RECORDS SUPPLIED:
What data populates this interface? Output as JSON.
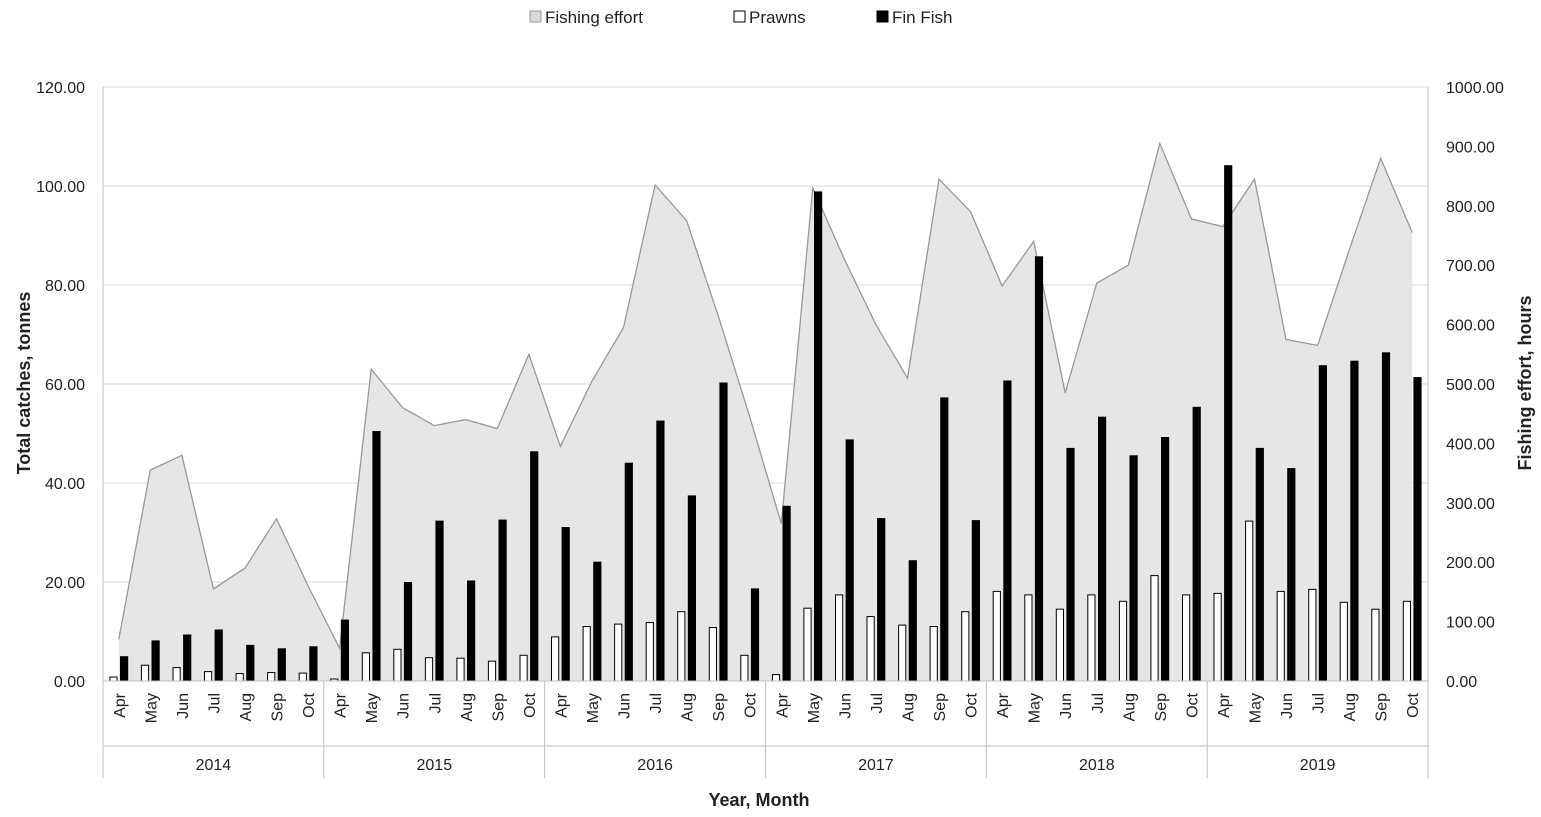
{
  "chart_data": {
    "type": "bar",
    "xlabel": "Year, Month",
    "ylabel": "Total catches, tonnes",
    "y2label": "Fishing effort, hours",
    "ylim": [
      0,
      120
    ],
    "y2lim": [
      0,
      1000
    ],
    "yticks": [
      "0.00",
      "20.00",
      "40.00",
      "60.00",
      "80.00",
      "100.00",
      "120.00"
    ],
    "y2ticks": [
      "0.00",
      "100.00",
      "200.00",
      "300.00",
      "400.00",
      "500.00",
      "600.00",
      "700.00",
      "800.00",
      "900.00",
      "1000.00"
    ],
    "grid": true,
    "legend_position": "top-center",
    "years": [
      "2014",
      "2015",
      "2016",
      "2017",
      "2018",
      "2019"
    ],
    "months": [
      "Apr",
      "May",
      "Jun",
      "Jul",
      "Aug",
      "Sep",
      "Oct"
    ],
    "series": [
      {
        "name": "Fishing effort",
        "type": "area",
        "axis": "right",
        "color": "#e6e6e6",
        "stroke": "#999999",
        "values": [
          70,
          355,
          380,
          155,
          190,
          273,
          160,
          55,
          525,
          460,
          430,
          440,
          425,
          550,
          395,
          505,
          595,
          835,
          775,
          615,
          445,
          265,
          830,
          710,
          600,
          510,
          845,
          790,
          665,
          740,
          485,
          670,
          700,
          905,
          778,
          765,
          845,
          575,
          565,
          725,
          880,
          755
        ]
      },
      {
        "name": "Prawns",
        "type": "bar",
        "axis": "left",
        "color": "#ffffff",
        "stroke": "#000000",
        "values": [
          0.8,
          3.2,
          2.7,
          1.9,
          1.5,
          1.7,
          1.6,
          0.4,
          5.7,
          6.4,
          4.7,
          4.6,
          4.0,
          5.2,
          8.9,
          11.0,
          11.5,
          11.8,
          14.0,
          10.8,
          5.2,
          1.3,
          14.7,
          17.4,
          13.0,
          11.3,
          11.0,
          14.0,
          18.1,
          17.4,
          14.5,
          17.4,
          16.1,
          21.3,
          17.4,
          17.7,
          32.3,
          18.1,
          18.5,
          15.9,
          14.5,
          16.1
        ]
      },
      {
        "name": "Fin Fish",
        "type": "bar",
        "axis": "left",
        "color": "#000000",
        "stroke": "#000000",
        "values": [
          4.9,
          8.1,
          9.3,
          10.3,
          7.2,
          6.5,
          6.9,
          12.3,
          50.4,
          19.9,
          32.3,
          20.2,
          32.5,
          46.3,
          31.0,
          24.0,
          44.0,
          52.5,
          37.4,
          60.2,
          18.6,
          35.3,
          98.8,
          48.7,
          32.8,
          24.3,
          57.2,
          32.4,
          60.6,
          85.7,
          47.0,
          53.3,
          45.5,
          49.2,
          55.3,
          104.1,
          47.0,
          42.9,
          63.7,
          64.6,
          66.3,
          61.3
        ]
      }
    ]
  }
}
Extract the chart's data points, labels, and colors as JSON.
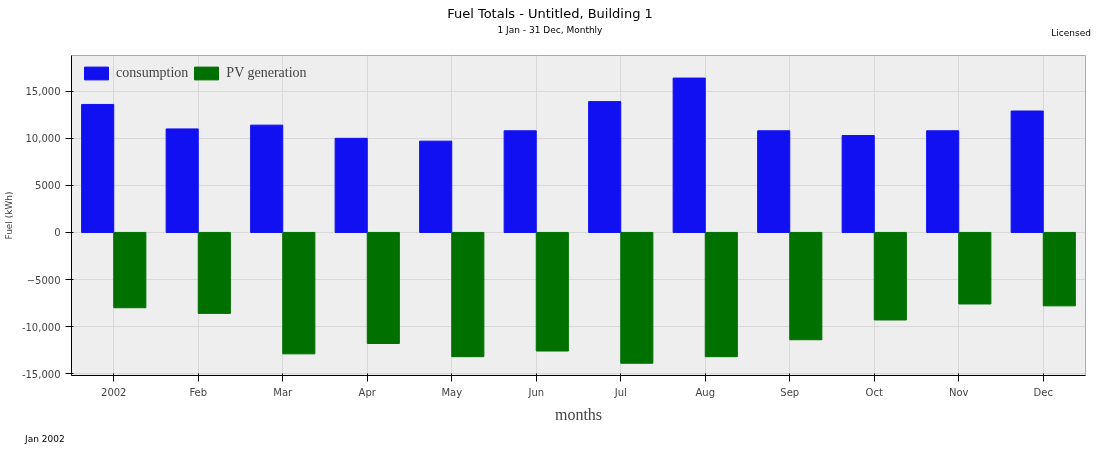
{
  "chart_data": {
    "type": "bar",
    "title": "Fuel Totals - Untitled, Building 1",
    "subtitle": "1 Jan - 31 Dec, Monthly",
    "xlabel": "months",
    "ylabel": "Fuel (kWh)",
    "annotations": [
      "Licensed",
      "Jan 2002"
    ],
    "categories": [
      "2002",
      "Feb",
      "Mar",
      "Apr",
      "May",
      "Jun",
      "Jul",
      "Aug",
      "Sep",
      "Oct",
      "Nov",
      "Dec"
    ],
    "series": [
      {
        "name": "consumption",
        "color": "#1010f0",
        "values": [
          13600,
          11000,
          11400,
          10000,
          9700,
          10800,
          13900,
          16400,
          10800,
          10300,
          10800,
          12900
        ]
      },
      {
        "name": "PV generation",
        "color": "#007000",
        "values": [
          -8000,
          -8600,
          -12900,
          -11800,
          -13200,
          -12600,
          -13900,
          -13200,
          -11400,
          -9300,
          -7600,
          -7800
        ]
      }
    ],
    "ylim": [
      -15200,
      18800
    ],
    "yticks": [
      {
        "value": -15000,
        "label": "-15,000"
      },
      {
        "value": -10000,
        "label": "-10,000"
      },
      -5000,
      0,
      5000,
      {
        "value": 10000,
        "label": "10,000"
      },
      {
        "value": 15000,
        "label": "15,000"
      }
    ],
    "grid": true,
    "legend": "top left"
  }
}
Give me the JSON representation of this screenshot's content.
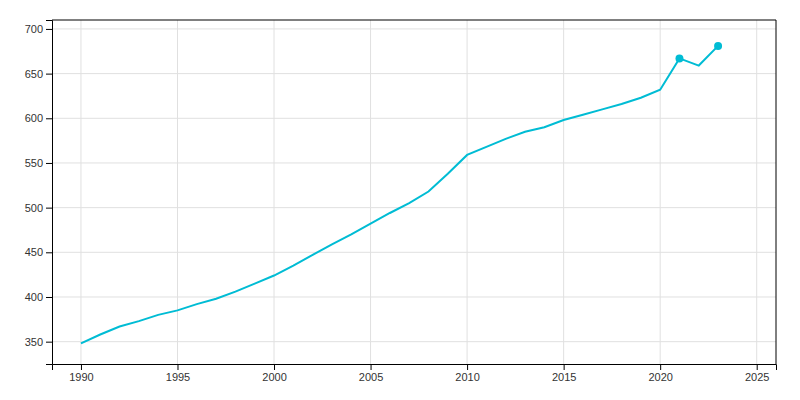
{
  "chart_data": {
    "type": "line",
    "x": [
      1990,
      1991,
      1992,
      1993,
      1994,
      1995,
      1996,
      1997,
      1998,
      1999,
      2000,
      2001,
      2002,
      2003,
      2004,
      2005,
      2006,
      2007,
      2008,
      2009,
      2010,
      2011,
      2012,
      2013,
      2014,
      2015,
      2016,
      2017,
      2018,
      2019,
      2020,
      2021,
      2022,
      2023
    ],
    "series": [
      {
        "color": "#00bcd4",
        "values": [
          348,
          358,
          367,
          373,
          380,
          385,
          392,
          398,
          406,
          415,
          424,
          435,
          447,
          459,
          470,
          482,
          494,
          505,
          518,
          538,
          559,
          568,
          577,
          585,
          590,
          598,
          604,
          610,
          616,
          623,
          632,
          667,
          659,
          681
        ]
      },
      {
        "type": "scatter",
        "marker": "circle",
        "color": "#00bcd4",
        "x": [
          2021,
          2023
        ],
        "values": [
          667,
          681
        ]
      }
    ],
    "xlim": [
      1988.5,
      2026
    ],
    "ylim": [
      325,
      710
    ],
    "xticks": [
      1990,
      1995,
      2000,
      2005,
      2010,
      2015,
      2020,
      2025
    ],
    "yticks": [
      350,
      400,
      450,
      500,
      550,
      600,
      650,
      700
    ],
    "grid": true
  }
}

WHAT YOU NEED TO DO: Give the number of lines in the records that contain the string "effort", with no other output.

CORRECT OUTPUT: 2